◆ Aim:
Transcribe the entries below exactly.

Start of Materials provided

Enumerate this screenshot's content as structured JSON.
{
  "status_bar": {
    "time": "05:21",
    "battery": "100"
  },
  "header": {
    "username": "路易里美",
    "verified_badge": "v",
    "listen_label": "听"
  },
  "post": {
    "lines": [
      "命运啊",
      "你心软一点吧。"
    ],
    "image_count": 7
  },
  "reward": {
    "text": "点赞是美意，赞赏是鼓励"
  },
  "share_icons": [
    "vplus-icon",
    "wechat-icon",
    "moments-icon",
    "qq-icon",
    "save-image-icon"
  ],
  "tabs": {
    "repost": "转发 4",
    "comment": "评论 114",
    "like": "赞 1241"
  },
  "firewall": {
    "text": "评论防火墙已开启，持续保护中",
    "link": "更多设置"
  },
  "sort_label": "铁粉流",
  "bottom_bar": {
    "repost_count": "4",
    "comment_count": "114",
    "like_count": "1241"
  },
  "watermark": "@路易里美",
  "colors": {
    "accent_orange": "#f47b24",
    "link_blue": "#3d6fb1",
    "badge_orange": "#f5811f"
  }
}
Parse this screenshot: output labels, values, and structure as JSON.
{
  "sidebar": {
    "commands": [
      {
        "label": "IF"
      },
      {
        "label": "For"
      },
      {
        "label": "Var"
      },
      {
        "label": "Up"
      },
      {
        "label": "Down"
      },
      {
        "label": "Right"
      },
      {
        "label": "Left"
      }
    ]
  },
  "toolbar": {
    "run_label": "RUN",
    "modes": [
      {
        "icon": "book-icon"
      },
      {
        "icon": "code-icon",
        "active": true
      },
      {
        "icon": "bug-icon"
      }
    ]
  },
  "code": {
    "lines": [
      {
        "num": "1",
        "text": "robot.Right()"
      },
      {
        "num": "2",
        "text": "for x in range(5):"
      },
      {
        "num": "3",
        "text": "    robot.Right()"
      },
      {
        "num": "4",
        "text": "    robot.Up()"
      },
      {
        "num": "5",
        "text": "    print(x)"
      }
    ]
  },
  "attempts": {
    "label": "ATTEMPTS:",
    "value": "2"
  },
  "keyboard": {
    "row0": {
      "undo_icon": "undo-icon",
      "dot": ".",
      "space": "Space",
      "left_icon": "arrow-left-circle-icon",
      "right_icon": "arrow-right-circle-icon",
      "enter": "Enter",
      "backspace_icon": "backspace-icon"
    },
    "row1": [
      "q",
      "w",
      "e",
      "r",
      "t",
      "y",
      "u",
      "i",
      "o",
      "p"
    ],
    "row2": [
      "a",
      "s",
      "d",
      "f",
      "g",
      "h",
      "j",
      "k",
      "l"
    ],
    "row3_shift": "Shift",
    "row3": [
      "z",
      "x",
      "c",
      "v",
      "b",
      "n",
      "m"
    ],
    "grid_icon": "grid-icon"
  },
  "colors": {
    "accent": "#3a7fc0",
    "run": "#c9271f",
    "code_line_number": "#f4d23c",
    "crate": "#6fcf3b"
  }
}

End of Materials provided

◆ Exercise answer:
Enumerate this screenshot's content as structured JSON.
{
  "status_bar": {
    "time": "05:21",
    "battery": "100"
  },
  "header": {
    "username": "路易里美",
    "verified_badge": "v",
    "listen_label": "听"
  },
  "post": {
    "lines": [
      "命运啊",
      "你心软一点吧。"
    ],
    "image_count": 7
  },
  "reward": {
    "text": "点赞是美意，赞赏是鼓励"
  },
  "share_icons": [
    "vplus-icon",
    "wechat-icon",
    "moments-icon",
    "qq-icon",
    "save-image-icon"
  ],
  "tabs": {
    "repost": "转发 4",
    "comment": "评论 114",
    "like": "赞 1241"
  },
  "firewall": {
    "text": "评论防火墙已开启，持续保护中",
    "link": "更多设置"
  },
  "sort_label": "铁粉流",
  "bottom_bar": {
    "repost_count": "4",
    "comment_count": "114",
    "like_count": "1241"
  },
  "watermark": "@路易里美",
  "colors": {
    "accent_orange": "#f47b24",
    "link_blue": "#3d6fb1",
    "badge_orange": "#f5811f"
  }
}
Parse this screenshot: output labels, values, and structure as JSON.
{
  "sidebar": {
    "commands": [
      {
        "label": "IF"
      },
      {
        "label": "For"
      },
      {
        "label": "Var"
      },
      {
        "label": "Up"
      },
      {
        "label": "Down"
      },
      {
        "label": "Right"
      },
      {
        "label": "Left"
      }
    ]
  },
  "toolbar": {
    "run_label": "RUN",
    "modes": [
      {
        "icon": "book-icon"
      },
      {
        "icon": "code-icon",
        "active": true
      },
      {
        "icon": "bug-icon"
      }
    ]
  },
  "code": {
    "lines": [
      {
        "num": "1",
        "text": "robot.Right()"
      },
      {
        "num": "2",
        "text": "for x in range(5):"
      },
      {
        "num": "3",
        "text": "    robot.Right()"
      },
      {
        "num": "4",
        "text": "    robot.Up()"
      },
      {
        "num": "5",
        "text": "    print(x)"
      }
    ]
  },
  "attempts": {
    "label": "ATTEMPTS:",
    "value": "2"
  },
  "keyboard": {
    "row0": {
      "undo_icon": "undo-icon",
      "dot": ".",
      "space": "Space",
      "left_icon": "arrow-left-circle-icon",
      "right_icon": "arrow-right-circle-icon",
      "enter": "Enter",
      "backspace_icon": "backspace-icon"
    },
    "row1": [
      "q",
      "w",
      "e",
      "r",
      "t",
      "y",
      "u",
      "i",
      "o",
      "p"
    ],
    "row2": [
      "a",
      "s",
      "d",
      "f",
      "g",
      "h",
      "j",
      "k",
      "l"
    ],
    "row3_shift": "Shift",
    "row3": [
      "z",
      "x",
      "c",
      "v",
      "b",
      "n",
      "m"
    ],
    "grid_icon": "grid-icon"
  },
  "colors": {
    "accent": "#3a7fc0",
    "run": "#c9271f",
    "code_line_number": "#f4d23c",
    "crate": "#6fcf3b"
  }
}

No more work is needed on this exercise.